Challenge: Output the entries word for word. Omit images.

Supplied records:
************
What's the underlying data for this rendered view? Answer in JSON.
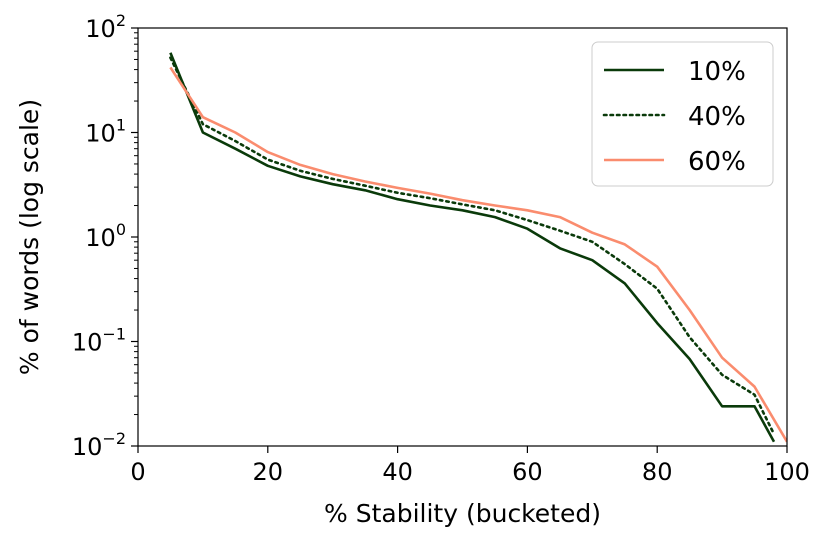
{
  "chart_data": {
    "type": "line",
    "xlabel": "% Stability (bucketed)",
    "ylabel": "% of words (log scale)",
    "yscale": "log",
    "xlim": [
      0,
      100
    ],
    "ylim": [
      0.01,
      100
    ],
    "x_ticks": [
      0,
      20,
      40,
      60,
      80,
      100
    ],
    "y_ticks": [
      {
        "value": 0.01,
        "base": "10",
        "exp": "−2"
      },
      {
        "value": 0.1,
        "base": "10",
        "exp": "−1"
      },
      {
        "value": 1,
        "base": "10",
        "exp": "0"
      },
      {
        "value": 10,
        "base": "10",
        "exp": "1"
      },
      {
        "value": 100,
        "base": "10",
        "exp": "2"
      }
    ],
    "legend_position": "top-right",
    "series": [
      {
        "name": "10%",
        "color": "#0a3a0a",
        "style": "solid",
        "x": [
          5,
          10,
          15,
          20,
          25,
          30,
          35,
          40,
          45,
          50,
          55,
          60,
          65,
          70,
          75,
          80,
          85,
          90,
          95,
          98
        ],
        "y": [
          58,
          10,
          7,
          4.8,
          3.8,
          3.2,
          2.8,
          2.3,
          2.0,
          1.8,
          1.55,
          1.2,
          0.78,
          0.6,
          0.36,
          0.15,
          0.068,
          0.024,
          0.024,
          0.011
        ]
      },
      {
        "name": "40%",
        "color": "#0a3a0a",
        "style": "dotted",
        "x": [
          5,
          10,
          15,
          20,
          25,
          30,
          35,
          40,
          45,
          50,
          55,
          60,
          65,
          70,
          75,
          80,
          85,
          90,
          95,
          98
        ],
        "y": [
          52,
          12,
          8.3,
          5.5,
          4.3,
          3.6,
          3.1,
          2.65,
          2.35,
          2.05,
          1.8,
          1.45,
          1.15,
          0.9,
          0.55,
          0.32,
          0.11,
          0.048,
          0.031,
          0.013
        ]
      },
      {
        "name": "60%",
        "color": "#fa8c6e",
        "style": "solid",
        "x": [
          5,
          10,
          15,
          20,
          25,
          30,
          35,
          40,
          45,
          50,
          55,
          60,
          65,
          70,
          75,
          80,
          85,
          90,
          95,
          100
        ],
        "y": [
          42,
          14,
          10,
          6.5,
          4.9,
          4.0,
          3.4,
          2.95,
          2.6,
          2.25,
          2.0,
          1.8,
          1.55,
          1.1,
          0.85,
          0.52,
          0.2,
          0.07,
          0.037,
          0.011
        ]
      }
    ]
  }
}
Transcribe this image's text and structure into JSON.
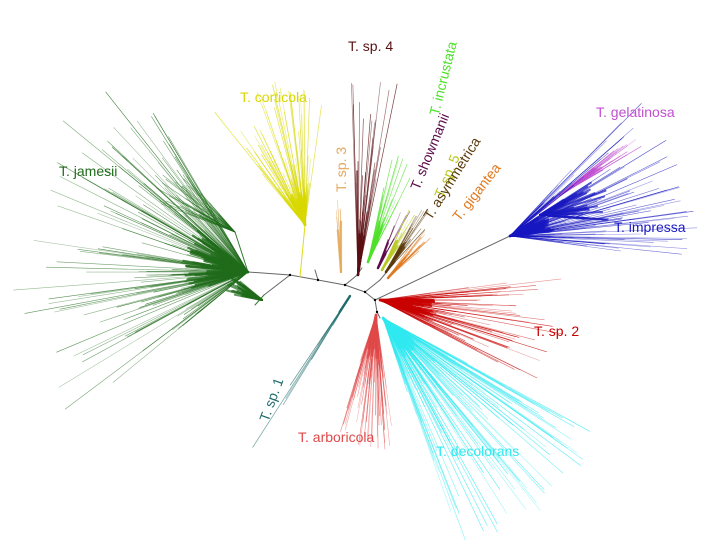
{
  "clades": [
    {
      "key": "jamesii",
      "name": "T. jamesii",
      "color": "#1f6b1a"
    },
    {
      "key": "corticola",
      "name": "T. corticola",
      "color": "#d8d800"
    },
    {
      "key": "sp3",
      "name": "T. sp. 3",
      "color": "#e3a85a"
    },
    {
      "key": "sp4",
      "name": "T. sp. 4",
      "color": "#5a0f12"
    },
    {
      "key": "incrustata",
      "name": "T. incrustata",
      "color": "#4fe02a"
    },
    {
      "key": "showmanii",
      "name": "T. showmanii",
      "color": "#5a0a4a"
    },
    {
      "key": "sp5",
      "name": "T. sp. 5",
      "color": "#b8c820"
    },
    {
      "key": "asymmetrica",
      "name": "T. asymmetrica",
      "color": "#5a3a0a"
    },
    {
      "key": "gigantea",
      "name": "T. gigantea",
      "color": "#e07a20"
    },
    {
      "key": "gelatinosa",
      "name": "T. gelatinosa",
      "color": "#c050d0"
    },
    {
      "key": "impressa",
      "name": "T. impressa",
      "color": "#1818c0"
    },
    {
      "key": "sp2",
      "name": "T. sp. 2",
      "color": "#c80000"
    },
    {
      "key": "decolorans",
      "name": "T. decolorans",
      "color": "#30e8f0"
    },
    {
      "key": "arboricola",
      "name": "T. arboricola",
      "color": "#e04848"
    },
    {
      "key": "sp1",
      "name": "T. sp. 1",
      "color": "#1f6b6b"
    }
  ],
  "backbone_color": "#555555"
}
************
Answer to this exercise:
What's the underlying data for this rendered view? Answer in JSON.
{
  "chart_data": {
    "type": "line",
    "xlabel": "% Stability (bucketed)",
    "ylabel": "% of words (log scale)",
    "yscale": "log",
    "xlim": [
      0,
      100
    ],
    "ylim": [
      0.01,
      100
    ],
    "x_ticks": [
      0,
      20,
      40,
      60,
      80,
      100
    ],
    "y_ticks": [
      {
        "value": 0.01,
        "base": "10",
        "exp": "−2"
      },
      {
        "value": 0.1,
        "base": "10",
        "exp": "−1"
      },
      {
        "value": 1,
        "base": "10",
        "exp": "0"
      },
      {
        "value": 10,
        "base": "10",
        "exp": "1"
      },
      {
        "value": 100,
        "base": "10",
        "exp": "2"
      }
    ],
    "legend_position": "top-right",
    "series": [
      {
        "name": "10%",
        "color": "#0a3a0a",
        "style": "solid",
        "x": [
          5,
          10,
          15,
          20,
          25,
          30,
          35,
          40,
          45,
          50,
          55,
          60,
          65,
          70,
          75,
          80,
          85,
          90,
          95,
          98
        ],
        "y": [
          58,
          10,
          7,
          4.8,
          3.8,
          3.2,
          2.8,
          2.3,
          2.0,
          1.8,
          1.55,
          1.2,
          0.78,
          0.6,
          0.36,
          0.15,
          0.068,
          0.024,
          0.024,
          0.011
        ]
      },
      {
        "name": "40%",
        "color": "#0a3a0a",
        "style": "dotted",
        "x": [
          5,
          10,
          15,
          20,
          25,
          30,
          35,
          40,
          45,
          50,
          55,
          60,
          65,
          70,
          75,
          80,
          85,
          90,
          95,
          98
        ],
        "y": [
          52,
          12,
          8.3,
          5.5,
          4.3,
          3.6,
          3.1,
          2.65,
          2.35,
          2.05,
          1.8,
          1.45,
          1.15,
          0.9,
          0.55,
          0.32,
          0.11,
          0.048,
          0.031,
          0.013
        ]
      },
      {
        "name": "60%",
        "color": "#fa8c6e",
        "style": "solid",
        "x": [
          5,
          10,
          15,
          20,
          25,
          30,
          35,
          40,
          45,
          50,
          55,
          60,
          65,
          70,
          75,
          80,
          85,
          90,
          95,
          100
        ],
        "y": [
          42,
          14,
          10,
          6.5,
          4.9,
          4.0,
          3.4,
          2.95,
          2.6,
          2.25,
          2.0,
          1.8,
          1.55,
          1.1,
          0.85,
          0.52,
          0.2,
          0.07,
          0.037,
          0.011
        ]
      }
    ]
  }
}
Transcribe this image's text and structure into JSON.
{
  "clades": [
    {
      "key": "jamesii",
      "name": "T. jamesii",
      "color": "#1f6b1a"
    },
    {
      "key": "corticola",
      "name": "T. corticola",
      "color": "#d8d800"
    },
    {
      "key": "sp3",
      "name": "T. sp. 3",
      "color": "#e3a85a"
    },
    {
      "key": "sp4",
      "name": "T. sp. 4",
      "color": "#5a0f12"
    },
    {
      "key": "incrustata",
      "name": "T. incrustata",
      "color": "#4fe02a"
    },
    {
      "key": "showmanii",
      "name": "T. showmanii",
      "color": "#5a0a4a"
    },
    {
      "key": "sp5",
      "name": "T. sp. 5",
      "color": "#b8c820"
    },
    {
      "key": "asymmetrica",
      "name": "T. asymmetrica",
      "color": "#5a3a0a"
    },
    {
      "key": "gigantea",
      "name": "T. gigantea",
      "color": "#e07a20"
    },
    {
      "key": "gelatinosa",
      "name": "T. gelatinosa",
      "color": "#c050d0"
    },
    {
      "key": "impressa",
      "name": "T. impressa",
      "color": "#1818c0"
    },
    {
      "key": "sp2",
      "name": "T. sp. 2",
      "color": "#c80000"
    },
    {
      "key": "decolorans",
      "name": "T. decolorans",
      "color": "#30e8f0"
    },
    {
      "key": "arboricola",
      "name": "T. arboricola",
      "color": "#e04848"
    },
    {
      "key": "sp1",
      "name": "T. sp. 1",
      "color": "#1f6b6b"
    }
  ],
  "backbone_color": "#555555"
}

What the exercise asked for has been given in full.